WRITTEN REQUEST. Report the count of lines that carry the string "Output", and add nothing.

SUPPLIED RECORDS.
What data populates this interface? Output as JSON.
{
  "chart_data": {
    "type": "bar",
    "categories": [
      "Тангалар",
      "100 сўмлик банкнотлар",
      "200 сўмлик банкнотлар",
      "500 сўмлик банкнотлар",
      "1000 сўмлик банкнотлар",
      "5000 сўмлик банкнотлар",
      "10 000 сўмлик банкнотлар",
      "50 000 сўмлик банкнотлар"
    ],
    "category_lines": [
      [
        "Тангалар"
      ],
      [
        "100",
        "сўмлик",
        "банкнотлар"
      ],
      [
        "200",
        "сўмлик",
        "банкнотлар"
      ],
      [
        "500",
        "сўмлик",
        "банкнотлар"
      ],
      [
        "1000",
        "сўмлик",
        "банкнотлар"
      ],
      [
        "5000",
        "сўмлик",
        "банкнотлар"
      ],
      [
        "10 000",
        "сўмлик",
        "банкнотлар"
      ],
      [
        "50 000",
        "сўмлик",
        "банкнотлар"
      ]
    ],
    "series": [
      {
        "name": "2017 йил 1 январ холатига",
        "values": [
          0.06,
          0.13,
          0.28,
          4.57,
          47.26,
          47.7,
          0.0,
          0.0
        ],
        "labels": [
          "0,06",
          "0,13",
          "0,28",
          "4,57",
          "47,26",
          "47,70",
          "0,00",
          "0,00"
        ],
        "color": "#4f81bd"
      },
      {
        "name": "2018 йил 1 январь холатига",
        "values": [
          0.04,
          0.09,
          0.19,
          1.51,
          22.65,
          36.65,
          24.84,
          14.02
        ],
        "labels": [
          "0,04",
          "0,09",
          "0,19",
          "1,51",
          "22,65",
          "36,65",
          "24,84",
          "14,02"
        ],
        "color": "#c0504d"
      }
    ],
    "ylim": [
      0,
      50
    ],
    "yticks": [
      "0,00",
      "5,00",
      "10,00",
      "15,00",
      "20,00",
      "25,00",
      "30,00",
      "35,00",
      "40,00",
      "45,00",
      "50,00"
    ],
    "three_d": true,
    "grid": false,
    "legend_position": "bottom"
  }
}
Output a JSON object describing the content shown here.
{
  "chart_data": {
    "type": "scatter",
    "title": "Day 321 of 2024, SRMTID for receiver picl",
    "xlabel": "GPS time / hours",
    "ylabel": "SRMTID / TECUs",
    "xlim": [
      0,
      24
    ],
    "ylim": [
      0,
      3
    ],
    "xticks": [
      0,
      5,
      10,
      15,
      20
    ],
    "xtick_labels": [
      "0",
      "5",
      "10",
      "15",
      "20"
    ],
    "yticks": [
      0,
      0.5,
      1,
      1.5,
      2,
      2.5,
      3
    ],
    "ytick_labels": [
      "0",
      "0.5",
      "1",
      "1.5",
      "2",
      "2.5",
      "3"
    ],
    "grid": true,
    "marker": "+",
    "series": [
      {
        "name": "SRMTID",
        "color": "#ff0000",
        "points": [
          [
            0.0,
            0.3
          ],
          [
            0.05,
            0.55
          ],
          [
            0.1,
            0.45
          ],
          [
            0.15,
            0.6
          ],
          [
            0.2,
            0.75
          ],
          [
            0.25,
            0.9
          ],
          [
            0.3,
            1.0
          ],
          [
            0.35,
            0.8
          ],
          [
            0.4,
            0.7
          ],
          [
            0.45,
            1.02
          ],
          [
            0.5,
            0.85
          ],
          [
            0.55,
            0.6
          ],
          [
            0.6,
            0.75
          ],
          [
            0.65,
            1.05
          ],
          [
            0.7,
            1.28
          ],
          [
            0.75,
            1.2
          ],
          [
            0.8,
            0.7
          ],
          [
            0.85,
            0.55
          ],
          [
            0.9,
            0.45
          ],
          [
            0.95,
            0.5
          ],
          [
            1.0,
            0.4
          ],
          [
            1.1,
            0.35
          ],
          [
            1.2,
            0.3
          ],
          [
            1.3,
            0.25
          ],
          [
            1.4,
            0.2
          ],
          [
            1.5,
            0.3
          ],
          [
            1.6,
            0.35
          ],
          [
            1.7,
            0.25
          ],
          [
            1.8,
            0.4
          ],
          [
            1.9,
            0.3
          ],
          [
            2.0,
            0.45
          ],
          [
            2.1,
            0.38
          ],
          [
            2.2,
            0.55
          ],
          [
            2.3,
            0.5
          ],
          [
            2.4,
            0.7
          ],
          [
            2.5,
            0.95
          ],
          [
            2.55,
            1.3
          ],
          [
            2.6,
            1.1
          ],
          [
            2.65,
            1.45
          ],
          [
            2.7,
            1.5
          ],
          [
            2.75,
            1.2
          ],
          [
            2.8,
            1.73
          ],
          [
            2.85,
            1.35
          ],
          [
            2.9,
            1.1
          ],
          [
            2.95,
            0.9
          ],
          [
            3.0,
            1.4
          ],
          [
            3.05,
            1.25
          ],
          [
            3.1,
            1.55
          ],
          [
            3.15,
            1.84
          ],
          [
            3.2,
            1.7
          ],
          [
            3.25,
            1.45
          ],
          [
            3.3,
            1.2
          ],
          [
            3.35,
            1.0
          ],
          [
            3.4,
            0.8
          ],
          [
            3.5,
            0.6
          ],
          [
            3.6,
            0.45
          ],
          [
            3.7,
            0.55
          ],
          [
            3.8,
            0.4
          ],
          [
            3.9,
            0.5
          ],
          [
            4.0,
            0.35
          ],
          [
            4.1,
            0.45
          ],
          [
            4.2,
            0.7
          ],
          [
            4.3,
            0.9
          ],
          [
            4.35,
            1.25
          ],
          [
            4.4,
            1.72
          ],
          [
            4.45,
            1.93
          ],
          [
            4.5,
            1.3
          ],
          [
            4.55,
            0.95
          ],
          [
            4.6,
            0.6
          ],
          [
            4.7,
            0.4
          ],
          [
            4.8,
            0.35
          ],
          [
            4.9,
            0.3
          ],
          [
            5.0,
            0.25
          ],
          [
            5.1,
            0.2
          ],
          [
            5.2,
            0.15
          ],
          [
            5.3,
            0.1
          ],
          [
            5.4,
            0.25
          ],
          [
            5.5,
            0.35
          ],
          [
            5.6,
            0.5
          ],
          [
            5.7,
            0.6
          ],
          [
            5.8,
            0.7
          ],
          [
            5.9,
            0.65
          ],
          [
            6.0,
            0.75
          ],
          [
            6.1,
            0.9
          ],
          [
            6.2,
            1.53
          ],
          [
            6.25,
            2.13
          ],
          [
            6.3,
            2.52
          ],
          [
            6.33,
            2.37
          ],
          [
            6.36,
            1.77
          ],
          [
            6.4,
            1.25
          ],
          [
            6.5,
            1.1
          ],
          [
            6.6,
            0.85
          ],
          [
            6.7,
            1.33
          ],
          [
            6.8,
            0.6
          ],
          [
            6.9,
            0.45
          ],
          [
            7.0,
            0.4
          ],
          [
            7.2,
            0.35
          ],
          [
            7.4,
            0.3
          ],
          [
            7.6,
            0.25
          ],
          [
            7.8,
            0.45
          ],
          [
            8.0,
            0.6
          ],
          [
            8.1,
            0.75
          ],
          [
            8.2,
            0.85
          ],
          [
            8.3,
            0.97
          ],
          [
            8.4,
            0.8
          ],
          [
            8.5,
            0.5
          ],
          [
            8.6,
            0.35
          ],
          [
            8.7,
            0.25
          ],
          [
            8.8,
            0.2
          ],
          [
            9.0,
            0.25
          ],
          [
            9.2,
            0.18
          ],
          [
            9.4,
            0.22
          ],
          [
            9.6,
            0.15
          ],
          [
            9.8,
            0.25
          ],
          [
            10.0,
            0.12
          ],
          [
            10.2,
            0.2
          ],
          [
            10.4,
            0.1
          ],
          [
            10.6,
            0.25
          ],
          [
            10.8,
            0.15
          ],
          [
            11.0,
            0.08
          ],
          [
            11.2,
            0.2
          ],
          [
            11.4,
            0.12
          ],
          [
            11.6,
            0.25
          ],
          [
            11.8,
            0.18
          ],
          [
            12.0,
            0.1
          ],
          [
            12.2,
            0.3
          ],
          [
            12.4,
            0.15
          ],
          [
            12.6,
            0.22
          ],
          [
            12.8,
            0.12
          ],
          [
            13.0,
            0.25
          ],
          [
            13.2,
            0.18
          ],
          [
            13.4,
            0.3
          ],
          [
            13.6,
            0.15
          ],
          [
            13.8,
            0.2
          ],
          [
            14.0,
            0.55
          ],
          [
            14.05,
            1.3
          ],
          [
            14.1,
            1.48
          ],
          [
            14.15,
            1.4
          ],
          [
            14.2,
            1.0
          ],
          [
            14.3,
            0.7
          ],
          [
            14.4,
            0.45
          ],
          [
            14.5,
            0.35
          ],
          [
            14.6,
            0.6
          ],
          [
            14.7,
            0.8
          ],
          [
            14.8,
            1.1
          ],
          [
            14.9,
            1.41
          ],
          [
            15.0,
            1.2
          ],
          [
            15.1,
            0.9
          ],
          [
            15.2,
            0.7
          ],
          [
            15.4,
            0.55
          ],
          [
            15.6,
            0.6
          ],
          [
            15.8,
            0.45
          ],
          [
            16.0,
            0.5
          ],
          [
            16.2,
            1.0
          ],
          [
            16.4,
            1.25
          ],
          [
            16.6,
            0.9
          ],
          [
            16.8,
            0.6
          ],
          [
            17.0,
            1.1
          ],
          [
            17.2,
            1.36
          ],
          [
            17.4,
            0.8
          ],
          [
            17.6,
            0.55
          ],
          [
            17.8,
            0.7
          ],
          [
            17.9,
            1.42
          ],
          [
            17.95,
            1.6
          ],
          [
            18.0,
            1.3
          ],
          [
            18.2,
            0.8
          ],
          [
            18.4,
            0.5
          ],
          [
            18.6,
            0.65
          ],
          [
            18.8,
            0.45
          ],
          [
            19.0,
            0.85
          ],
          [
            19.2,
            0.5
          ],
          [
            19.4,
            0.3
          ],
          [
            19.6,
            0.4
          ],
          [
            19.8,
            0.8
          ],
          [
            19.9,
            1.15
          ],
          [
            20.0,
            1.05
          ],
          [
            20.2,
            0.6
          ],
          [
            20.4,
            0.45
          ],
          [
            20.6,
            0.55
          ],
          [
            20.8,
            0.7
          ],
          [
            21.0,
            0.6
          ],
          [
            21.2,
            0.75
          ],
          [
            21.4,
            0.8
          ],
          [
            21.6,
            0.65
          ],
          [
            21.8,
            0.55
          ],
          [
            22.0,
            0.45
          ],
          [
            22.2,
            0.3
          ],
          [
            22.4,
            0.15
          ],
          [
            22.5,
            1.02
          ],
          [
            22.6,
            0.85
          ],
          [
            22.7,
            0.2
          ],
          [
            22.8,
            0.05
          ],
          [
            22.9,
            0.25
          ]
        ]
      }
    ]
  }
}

SOLUTION TO THE PROBLEM. 2